▸ Exercise aim
Keep only those lines of the records that include the string "assigned".

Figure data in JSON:
--- Start ---

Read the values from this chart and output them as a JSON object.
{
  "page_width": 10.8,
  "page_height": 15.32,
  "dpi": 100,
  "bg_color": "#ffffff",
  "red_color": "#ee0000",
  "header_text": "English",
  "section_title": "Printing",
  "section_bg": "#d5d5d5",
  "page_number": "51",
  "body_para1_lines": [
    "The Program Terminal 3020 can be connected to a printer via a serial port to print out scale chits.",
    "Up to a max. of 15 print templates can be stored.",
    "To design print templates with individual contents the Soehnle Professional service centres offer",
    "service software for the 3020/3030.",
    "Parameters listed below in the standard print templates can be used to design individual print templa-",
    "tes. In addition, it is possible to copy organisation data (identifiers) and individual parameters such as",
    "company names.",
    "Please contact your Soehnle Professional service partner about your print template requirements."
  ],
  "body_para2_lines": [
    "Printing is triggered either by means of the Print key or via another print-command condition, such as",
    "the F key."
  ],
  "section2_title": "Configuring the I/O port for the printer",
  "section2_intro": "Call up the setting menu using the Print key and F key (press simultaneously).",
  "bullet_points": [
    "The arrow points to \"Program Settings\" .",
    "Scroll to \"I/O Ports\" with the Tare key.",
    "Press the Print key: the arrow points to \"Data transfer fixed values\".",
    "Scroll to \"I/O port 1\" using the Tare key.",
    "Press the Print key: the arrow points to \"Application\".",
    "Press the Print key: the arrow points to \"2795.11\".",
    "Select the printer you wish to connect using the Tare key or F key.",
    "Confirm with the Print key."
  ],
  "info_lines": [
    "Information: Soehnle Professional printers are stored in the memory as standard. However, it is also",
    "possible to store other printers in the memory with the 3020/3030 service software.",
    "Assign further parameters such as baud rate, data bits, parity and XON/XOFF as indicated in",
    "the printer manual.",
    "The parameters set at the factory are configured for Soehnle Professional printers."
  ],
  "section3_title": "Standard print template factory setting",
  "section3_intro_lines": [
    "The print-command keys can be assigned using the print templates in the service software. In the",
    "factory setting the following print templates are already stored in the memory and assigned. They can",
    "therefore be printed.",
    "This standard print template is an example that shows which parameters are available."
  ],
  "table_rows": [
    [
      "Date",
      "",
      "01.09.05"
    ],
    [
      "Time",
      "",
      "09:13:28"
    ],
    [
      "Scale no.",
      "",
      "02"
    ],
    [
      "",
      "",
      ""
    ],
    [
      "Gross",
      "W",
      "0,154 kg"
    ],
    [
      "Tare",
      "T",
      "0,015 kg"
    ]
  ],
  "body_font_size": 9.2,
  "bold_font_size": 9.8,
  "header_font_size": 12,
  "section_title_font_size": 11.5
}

--- End ---

▸ Result below
    "The print-command keys can be assigned using the print templates in the service software. In the",
    "factory setting the following print templates are already stored in the memory and assigned. They can",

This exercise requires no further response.